(Records from a dataset)
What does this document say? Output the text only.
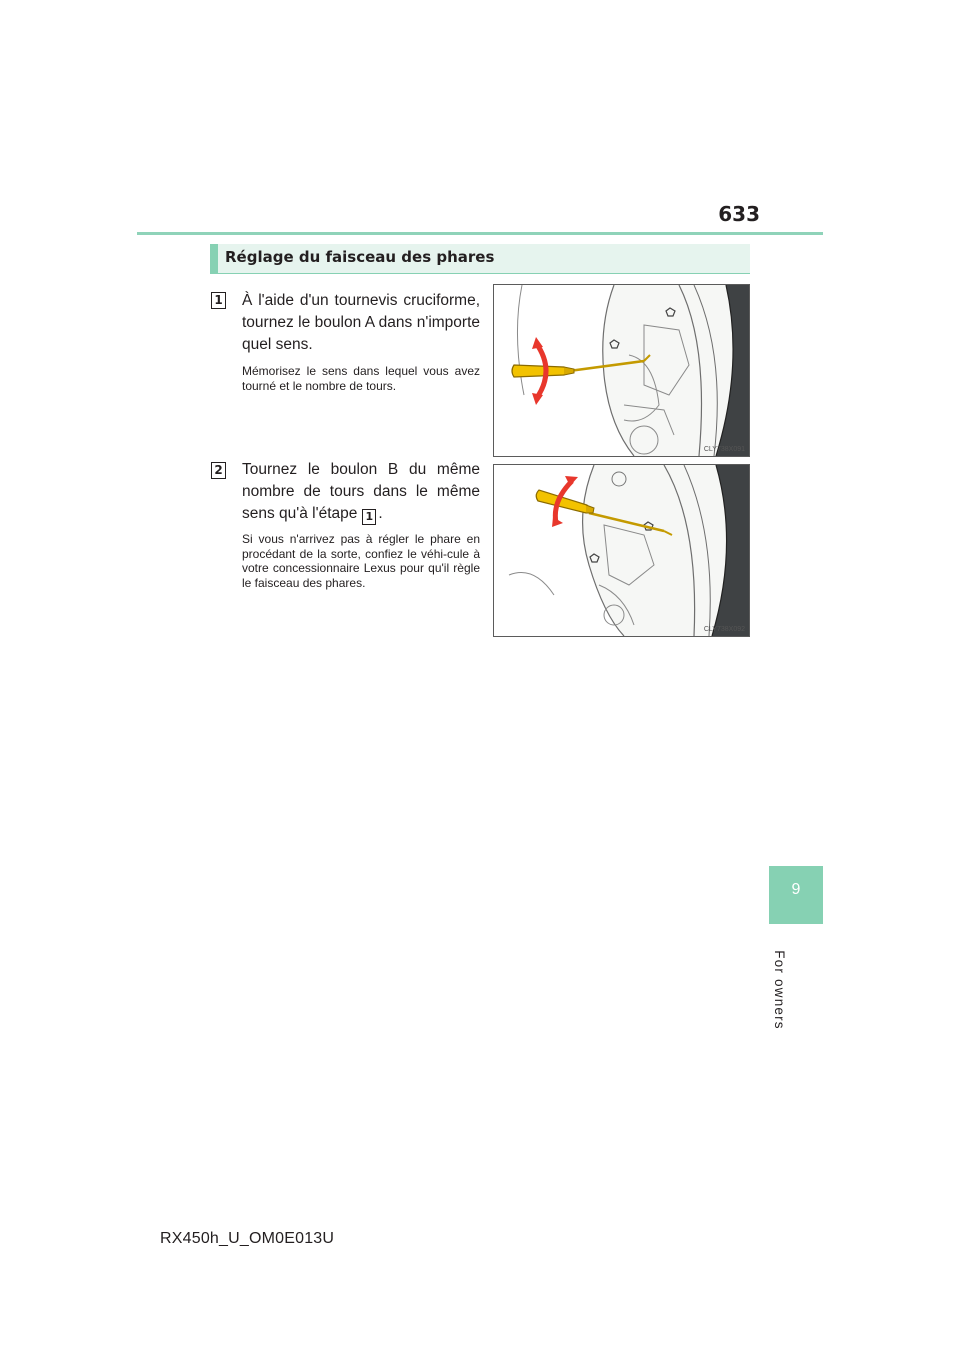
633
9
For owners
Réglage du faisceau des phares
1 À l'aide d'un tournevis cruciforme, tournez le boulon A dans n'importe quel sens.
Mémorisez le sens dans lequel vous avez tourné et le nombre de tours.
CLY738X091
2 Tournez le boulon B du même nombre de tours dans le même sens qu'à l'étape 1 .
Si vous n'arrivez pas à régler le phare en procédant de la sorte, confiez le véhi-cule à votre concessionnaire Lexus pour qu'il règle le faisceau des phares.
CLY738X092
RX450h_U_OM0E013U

==

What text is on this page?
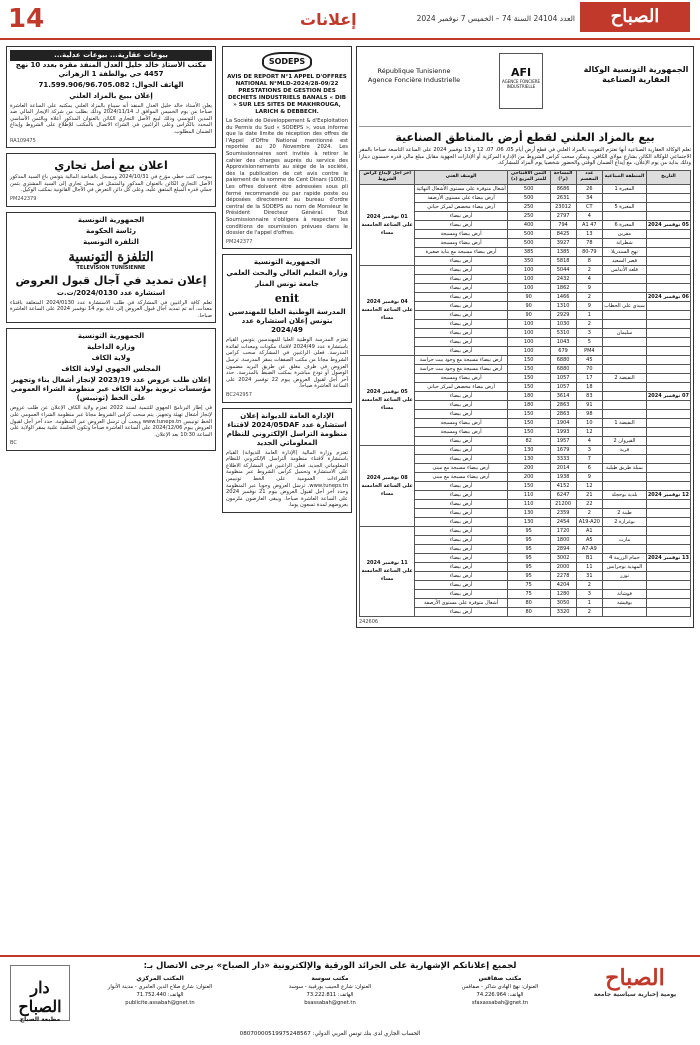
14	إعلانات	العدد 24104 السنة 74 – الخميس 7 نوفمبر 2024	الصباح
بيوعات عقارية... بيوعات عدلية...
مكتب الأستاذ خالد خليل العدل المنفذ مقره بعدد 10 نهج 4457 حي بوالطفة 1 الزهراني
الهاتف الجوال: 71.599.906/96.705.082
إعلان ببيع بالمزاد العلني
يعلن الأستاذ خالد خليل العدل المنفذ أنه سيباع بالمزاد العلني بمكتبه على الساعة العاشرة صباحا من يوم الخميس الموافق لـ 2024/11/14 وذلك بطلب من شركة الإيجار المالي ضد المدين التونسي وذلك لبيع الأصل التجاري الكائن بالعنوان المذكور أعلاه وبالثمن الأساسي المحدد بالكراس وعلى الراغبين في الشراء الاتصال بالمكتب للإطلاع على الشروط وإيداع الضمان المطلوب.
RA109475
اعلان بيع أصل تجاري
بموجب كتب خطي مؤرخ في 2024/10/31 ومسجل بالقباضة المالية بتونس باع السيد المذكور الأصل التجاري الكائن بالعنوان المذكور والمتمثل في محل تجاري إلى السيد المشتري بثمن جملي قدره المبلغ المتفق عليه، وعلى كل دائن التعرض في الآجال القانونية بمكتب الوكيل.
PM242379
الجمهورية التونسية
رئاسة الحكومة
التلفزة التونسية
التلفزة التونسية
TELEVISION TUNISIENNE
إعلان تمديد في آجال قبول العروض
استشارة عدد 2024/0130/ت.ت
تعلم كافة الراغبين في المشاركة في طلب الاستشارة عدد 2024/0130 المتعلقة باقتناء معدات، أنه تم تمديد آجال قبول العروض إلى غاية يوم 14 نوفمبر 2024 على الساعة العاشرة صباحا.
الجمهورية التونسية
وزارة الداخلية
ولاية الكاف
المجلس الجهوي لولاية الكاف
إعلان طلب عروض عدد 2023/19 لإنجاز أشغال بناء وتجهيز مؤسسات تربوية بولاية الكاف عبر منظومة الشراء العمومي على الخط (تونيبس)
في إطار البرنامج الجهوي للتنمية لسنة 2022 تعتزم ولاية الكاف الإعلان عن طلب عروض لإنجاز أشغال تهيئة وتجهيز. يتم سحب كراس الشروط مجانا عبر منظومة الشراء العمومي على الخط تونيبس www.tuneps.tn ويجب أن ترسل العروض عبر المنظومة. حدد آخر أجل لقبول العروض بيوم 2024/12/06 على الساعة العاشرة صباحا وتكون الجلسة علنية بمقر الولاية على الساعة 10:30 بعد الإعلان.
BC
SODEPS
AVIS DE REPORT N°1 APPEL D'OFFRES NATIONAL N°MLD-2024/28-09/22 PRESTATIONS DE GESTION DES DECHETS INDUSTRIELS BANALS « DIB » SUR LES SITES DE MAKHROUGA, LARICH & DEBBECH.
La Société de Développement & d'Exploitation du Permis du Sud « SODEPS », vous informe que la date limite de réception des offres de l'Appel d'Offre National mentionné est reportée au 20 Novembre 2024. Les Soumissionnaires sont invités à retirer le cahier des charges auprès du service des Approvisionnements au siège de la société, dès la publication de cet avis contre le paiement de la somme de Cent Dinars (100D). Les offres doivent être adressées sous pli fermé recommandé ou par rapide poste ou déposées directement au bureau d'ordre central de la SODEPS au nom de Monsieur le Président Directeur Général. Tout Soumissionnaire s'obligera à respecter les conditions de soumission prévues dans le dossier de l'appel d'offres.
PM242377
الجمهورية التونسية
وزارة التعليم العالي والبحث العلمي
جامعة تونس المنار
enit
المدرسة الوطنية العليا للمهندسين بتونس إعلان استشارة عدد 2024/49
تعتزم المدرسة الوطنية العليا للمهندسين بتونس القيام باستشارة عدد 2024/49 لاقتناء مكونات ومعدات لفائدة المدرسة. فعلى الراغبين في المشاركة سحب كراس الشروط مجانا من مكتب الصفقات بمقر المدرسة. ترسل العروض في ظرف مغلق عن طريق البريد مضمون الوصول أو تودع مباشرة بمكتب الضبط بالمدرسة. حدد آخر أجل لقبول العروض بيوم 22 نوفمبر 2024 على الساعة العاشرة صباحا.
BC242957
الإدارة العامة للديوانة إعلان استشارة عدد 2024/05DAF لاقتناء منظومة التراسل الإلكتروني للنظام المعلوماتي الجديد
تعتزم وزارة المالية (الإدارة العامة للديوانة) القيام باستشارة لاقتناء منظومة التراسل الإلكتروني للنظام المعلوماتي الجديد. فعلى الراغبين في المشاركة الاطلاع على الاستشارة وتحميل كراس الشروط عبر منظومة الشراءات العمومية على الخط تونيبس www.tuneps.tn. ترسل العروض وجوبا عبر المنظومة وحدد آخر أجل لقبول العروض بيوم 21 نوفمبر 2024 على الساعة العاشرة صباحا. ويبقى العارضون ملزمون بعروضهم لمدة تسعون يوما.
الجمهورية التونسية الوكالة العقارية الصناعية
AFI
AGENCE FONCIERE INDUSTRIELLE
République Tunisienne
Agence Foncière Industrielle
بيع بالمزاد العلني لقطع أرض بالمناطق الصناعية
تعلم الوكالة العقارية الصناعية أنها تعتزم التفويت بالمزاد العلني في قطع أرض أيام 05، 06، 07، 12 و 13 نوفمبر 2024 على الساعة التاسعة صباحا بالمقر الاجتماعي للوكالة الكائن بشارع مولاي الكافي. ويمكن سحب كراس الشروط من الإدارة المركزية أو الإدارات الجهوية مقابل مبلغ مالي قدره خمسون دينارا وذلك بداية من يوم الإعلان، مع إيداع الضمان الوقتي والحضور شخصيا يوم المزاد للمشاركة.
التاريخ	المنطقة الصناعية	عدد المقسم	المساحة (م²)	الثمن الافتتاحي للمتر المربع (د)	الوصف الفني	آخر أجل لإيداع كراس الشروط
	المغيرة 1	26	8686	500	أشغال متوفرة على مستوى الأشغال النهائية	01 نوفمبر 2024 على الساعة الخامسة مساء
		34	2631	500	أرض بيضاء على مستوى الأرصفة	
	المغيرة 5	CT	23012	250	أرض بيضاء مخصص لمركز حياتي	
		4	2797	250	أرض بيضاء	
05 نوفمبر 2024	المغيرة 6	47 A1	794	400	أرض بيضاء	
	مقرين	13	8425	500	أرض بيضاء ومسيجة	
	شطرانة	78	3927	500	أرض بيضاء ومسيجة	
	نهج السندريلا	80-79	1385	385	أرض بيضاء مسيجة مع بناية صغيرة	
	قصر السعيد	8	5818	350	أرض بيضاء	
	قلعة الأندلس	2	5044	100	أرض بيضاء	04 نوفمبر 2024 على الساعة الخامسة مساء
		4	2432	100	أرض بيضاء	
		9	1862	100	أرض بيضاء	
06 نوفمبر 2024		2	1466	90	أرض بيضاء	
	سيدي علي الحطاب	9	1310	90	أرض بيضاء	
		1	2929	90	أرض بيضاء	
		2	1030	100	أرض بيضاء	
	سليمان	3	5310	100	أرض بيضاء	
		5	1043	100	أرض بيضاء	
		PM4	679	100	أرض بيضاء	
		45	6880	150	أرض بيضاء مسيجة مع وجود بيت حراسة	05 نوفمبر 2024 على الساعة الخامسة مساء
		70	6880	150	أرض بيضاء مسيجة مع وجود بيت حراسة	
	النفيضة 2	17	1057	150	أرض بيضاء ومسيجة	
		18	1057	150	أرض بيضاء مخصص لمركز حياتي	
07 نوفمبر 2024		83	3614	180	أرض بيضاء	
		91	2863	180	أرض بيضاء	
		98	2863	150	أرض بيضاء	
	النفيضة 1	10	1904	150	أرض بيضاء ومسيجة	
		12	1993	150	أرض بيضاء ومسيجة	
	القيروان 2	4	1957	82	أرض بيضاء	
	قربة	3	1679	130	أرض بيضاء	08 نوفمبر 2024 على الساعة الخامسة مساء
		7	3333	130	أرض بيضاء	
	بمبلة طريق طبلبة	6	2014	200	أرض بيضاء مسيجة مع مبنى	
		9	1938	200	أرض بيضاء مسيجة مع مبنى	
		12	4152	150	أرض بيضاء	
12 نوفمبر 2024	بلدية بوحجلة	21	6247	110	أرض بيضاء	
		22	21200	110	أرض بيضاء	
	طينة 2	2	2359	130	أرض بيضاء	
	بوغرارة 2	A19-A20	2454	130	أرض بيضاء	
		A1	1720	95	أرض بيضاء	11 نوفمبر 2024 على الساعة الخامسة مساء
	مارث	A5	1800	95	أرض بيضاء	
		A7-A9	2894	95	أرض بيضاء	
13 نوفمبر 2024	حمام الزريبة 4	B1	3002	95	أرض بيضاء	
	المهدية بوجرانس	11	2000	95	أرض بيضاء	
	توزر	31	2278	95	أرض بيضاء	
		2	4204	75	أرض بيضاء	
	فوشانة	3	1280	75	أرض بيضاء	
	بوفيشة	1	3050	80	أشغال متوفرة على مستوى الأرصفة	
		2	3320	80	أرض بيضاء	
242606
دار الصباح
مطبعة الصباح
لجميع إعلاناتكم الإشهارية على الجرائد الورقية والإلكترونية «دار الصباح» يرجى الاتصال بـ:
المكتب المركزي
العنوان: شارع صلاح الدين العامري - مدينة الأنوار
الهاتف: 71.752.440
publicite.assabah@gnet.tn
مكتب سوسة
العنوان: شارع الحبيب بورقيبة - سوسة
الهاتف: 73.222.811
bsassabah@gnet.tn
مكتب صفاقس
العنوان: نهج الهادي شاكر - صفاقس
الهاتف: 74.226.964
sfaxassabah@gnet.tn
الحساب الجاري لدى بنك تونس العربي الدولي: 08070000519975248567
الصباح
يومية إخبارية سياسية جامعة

---

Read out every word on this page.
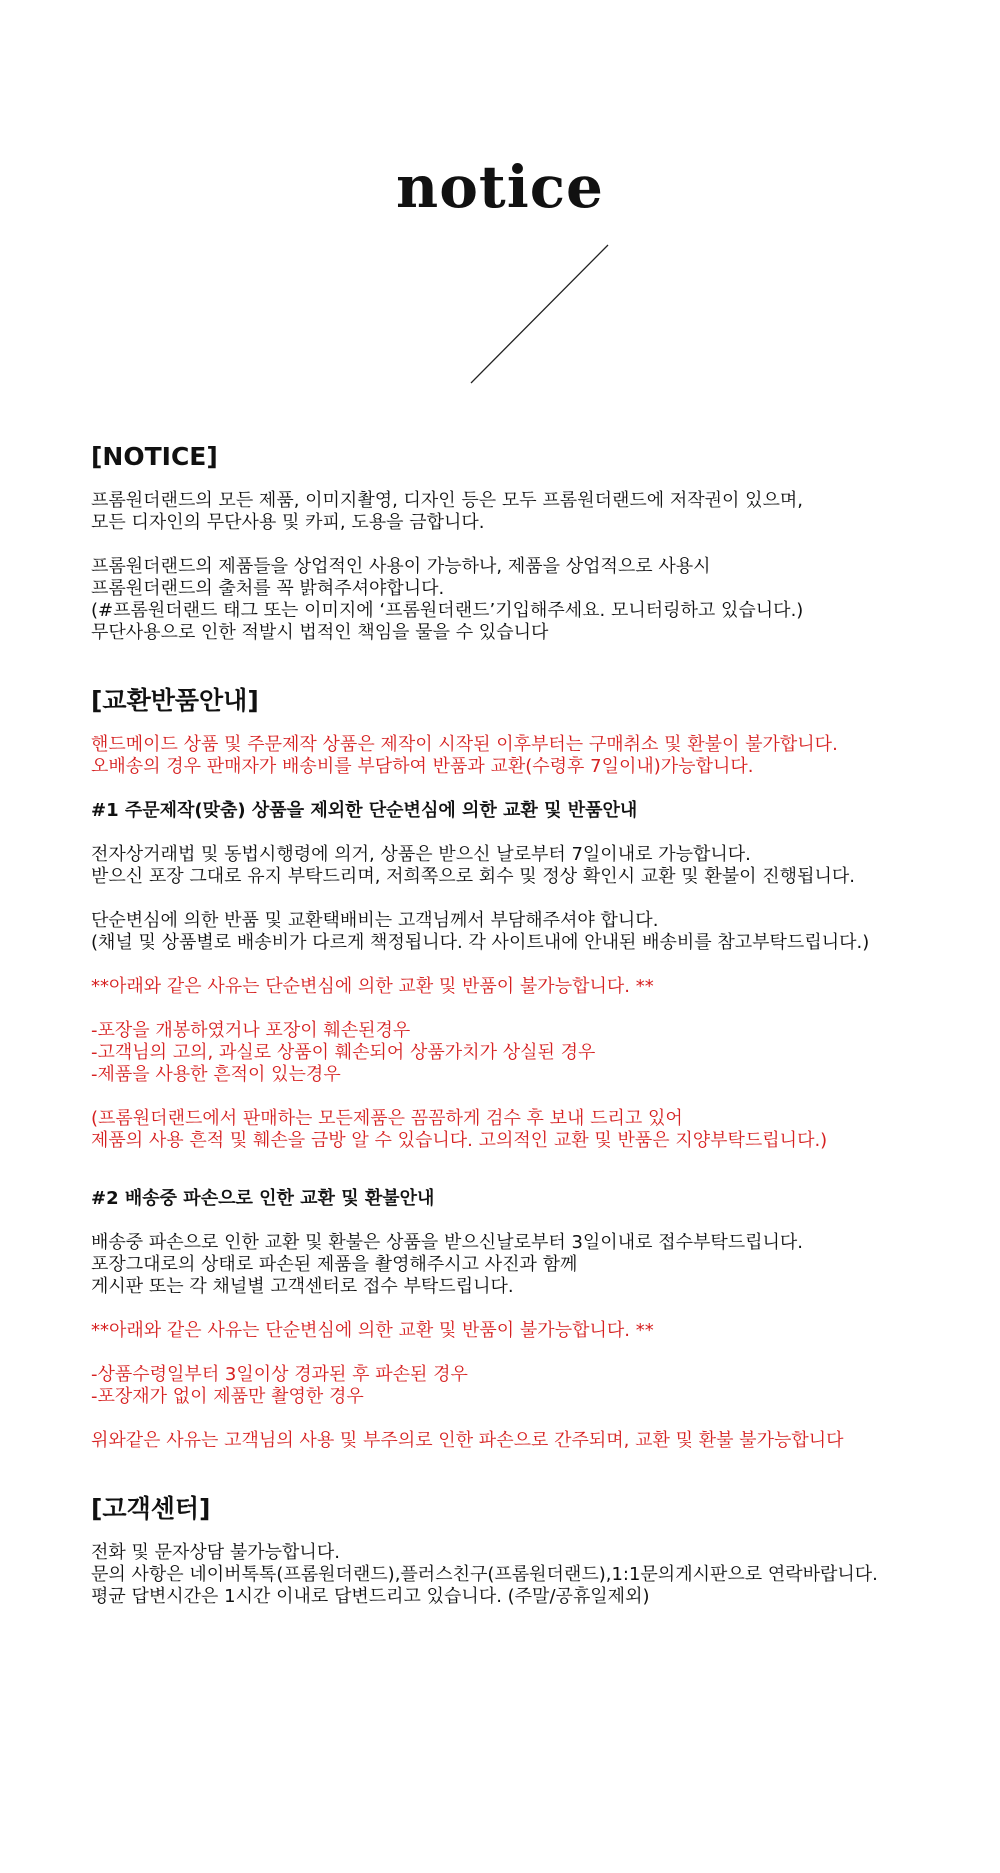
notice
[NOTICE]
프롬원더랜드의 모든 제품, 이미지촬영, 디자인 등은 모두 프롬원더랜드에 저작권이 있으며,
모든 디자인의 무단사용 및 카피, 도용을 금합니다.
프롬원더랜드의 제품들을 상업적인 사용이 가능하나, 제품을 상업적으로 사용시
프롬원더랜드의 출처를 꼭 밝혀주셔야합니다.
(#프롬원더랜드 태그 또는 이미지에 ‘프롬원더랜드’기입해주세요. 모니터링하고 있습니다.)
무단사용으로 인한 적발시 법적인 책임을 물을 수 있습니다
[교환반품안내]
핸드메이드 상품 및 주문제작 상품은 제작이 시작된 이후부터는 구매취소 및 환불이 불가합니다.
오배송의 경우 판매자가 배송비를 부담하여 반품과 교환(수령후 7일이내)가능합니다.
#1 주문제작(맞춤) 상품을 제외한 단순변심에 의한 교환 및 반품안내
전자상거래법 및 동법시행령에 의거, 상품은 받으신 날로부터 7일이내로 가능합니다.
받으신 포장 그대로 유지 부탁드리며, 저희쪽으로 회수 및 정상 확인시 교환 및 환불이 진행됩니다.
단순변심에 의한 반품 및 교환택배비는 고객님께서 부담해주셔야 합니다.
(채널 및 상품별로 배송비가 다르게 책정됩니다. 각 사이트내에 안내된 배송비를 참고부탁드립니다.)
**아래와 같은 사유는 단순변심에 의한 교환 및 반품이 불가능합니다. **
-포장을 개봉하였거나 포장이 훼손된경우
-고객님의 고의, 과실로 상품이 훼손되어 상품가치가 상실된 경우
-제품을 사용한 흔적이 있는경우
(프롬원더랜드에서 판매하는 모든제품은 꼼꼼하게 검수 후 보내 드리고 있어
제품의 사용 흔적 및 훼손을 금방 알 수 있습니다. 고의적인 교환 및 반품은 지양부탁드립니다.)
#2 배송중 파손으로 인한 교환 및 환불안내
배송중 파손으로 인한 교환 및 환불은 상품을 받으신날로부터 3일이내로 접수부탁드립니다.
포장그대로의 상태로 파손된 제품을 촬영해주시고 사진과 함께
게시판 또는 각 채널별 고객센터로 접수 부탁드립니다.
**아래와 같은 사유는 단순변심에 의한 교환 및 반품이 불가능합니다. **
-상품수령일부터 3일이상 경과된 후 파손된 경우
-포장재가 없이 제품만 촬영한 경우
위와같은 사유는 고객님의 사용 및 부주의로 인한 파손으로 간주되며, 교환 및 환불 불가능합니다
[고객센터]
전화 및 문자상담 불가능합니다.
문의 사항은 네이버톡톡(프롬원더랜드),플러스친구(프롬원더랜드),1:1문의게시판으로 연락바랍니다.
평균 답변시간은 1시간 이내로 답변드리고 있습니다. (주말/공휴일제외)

_TASK OBJECTIVE:_ Work out how many lines of the listing above include the word "صفاقس". Report only the number.

_RESULT:_ 2